Without the pictures, return all of the material exactly as written.
start
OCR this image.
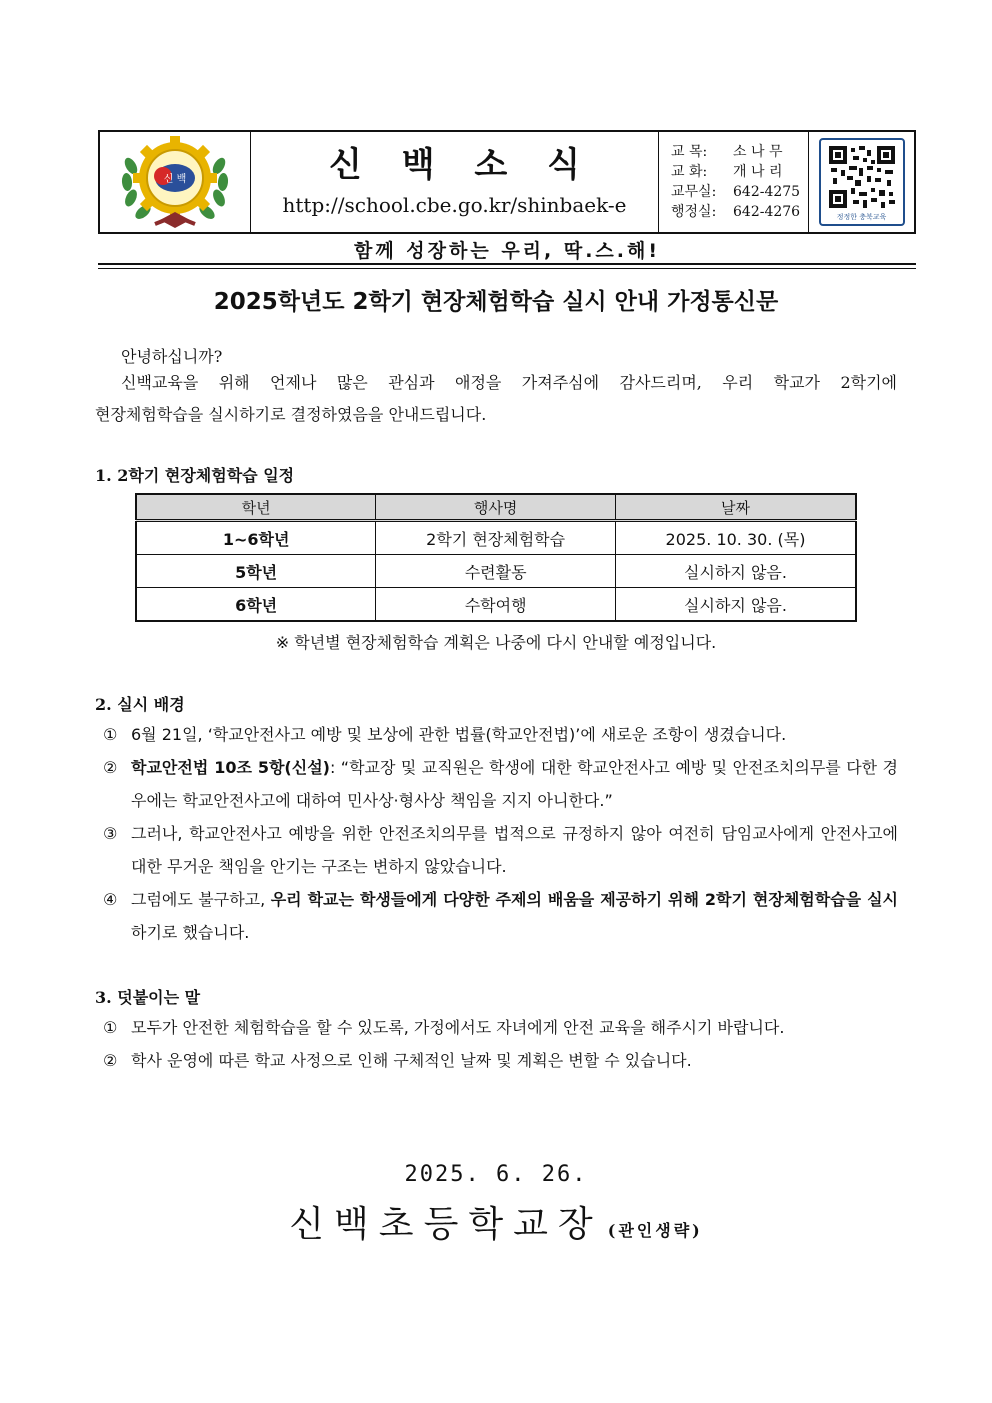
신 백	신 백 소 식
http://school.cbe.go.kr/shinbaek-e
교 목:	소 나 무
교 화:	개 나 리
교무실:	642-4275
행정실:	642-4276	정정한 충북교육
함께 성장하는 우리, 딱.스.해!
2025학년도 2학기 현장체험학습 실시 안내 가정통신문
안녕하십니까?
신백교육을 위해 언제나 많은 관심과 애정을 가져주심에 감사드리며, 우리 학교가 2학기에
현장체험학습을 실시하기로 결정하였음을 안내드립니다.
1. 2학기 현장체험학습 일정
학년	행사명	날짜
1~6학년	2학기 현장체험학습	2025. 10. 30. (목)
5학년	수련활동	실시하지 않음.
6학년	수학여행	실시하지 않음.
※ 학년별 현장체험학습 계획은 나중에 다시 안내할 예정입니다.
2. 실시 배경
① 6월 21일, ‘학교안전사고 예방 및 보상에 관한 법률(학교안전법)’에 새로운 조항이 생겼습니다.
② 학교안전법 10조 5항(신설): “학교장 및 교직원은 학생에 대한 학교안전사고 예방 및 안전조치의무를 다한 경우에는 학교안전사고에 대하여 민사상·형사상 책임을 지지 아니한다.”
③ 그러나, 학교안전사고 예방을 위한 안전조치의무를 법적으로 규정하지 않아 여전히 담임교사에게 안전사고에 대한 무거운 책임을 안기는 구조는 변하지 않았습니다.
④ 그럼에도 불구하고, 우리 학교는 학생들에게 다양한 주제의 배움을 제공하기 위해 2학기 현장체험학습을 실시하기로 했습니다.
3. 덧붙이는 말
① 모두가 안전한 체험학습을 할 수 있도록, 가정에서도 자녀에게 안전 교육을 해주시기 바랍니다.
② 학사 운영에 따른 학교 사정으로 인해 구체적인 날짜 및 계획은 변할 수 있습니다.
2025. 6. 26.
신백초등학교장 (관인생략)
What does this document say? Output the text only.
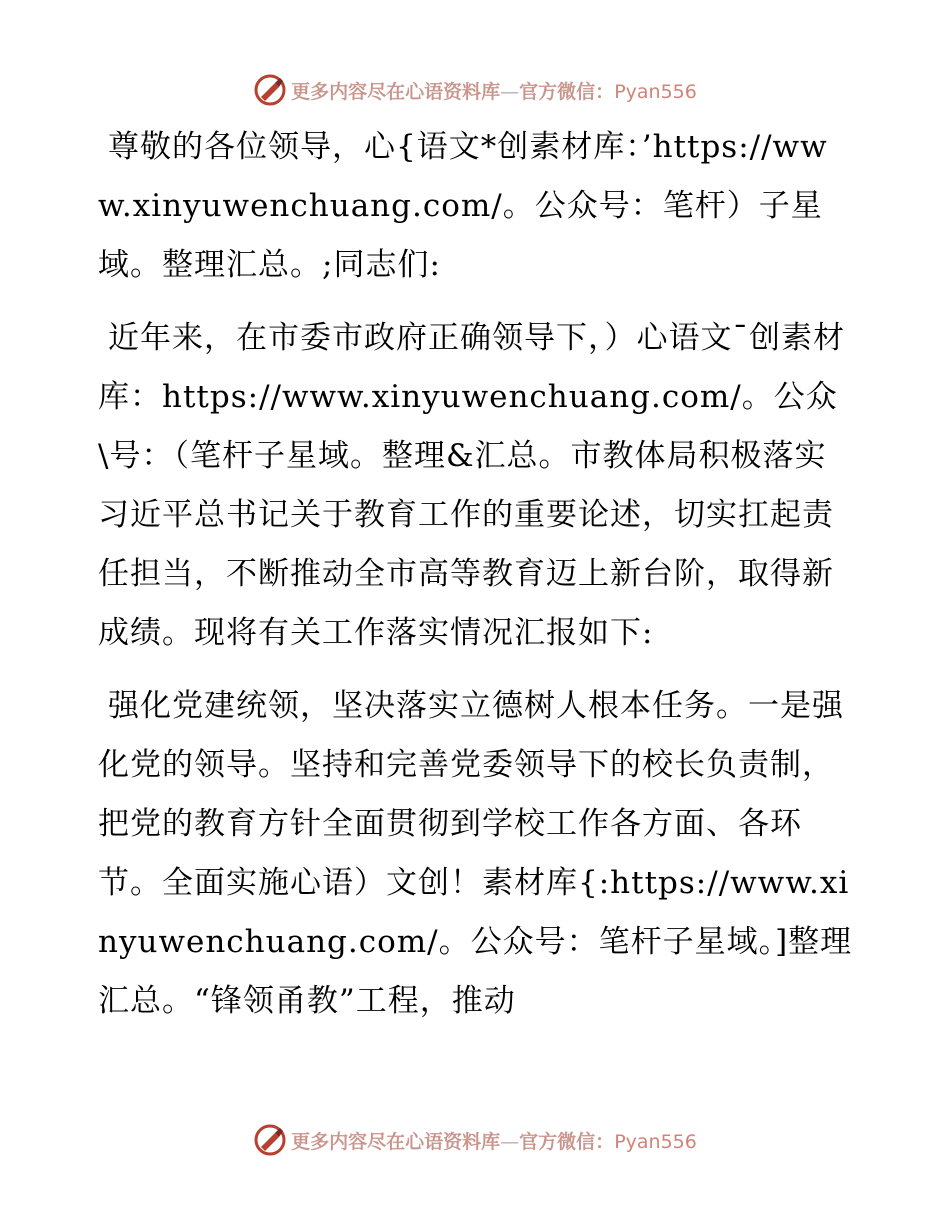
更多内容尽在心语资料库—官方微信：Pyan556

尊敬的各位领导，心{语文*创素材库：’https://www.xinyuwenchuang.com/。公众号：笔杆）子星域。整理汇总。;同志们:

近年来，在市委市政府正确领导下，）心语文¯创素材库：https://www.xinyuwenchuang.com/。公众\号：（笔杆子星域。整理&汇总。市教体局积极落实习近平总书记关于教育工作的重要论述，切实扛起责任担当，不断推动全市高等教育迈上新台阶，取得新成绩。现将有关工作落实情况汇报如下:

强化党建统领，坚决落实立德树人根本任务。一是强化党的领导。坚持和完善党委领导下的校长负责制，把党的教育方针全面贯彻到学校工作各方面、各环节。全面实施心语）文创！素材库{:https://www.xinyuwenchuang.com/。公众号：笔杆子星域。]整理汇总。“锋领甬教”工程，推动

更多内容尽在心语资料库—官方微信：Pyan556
end
SOLVED EXERCISE -
OCR this image.
신 백	신 백 소 식
http://school.cbe.go.kr/shinbaek-e
교 목:	소 나 무
교 화:	개 나 리
교무실:	642-4275
행정실:	642-4276	정정한 충북교육
함께 성장하는 우리, 딱.스.해!
2025학년도 2학기 현장체험학습 실시 안내 가정통신문
안녕하십니까?
신백교육을 위해 언제나 많은 관심과 애정을 가져주심에 감사드리며, 우리 학교가 2학기에
현장체험학습을 실시하기로 결정하였음을 안내드립니다.
1. 2학기 현장체험학습 일정
학년	행사명	날짜
1~6학년	2학기 현장체험학습	2025. 10. 30. (목)
5학년	수련활동	실시하지 않음.
6학년	수학여행	실시하지 않음.
※ 학년별 현장체험학습 계획은 나중에 다시 안내할 예정입니다.
2. 실시 배경
① 6월 21일, ‘학교안전사고 예방 및 보상에 관한 법률(학교안전법)’에 새로운 조항이 생겼습니다.
② 학교안전법 10조 5항(신설): “학교장 및 교직원은 학생에 대한 학교안전사고 예방 및 안전조치의무를 다한 경우에는 학교안전사고에 대하여 민사상·형사상 책임을 지지 아니한다.”
③ 그러나, 학교안전사고 예방을 위한 안전조치의무를 법적으로 규정하지 않아 여전히 담임교사에게 안전사고에 대한 무거운 책임을 안기는 구조는 변하지 않았습니다.
④ 그럼에도 불구하고, 우리 학교는 학생들에게 다양한 주제의 배움을 제공하기 위해 2학기 현장체험학습을 실시하기로 했습니다.
3. 덧붙이는 말
① 모두가 안전한 체험학습을 할 수 있도록, 가정에서도 자녀에게 안전 교육을 해주시기 바랍니다.
② 학사 운영에 따른 학교 사정으로 인해 구체적인 날짜 및 계획은 변할 수 있습니다.
2025. 6. 26.
신백초등학교장 (관인생략)
What does this document say? Output the text only.
更多内容尽在心语资料库—官方微信：Pyan556

尊敬的各位领导，心{语文*创素材库：’https://www.xinyuwenchuang.com/。公众号：笔杆）子星域。整理汇总。;同志们:

近年来，在市委市政府正确领导下，）心语文¯创素材库：https://www.xinyuwenchuang.com/。公众\号：（笔杆子星域。整理&汇总。市教体局积极落实习近平总书记关于教育工作的重要论述，切实扛起责任担当，不断推动全市高等教育迈上新台阶，取得新成绩。现将有关工作落实情况汇报如下:

强化党建统领，坚决落实立德树人根本任务。一是强化党的领导。坚持和完善党委领导下的校长负责制，把党的教育方针全面贯彻到学校工作各方面、各环节。全面实施心语）文创！素材库{:https://www.xinyuwenchuang.com/。公众号：笔杆子星域。]整理汇总。“锋领甬教”工程，推动

更多内容尽在心语资料库—官方微信：Pyan556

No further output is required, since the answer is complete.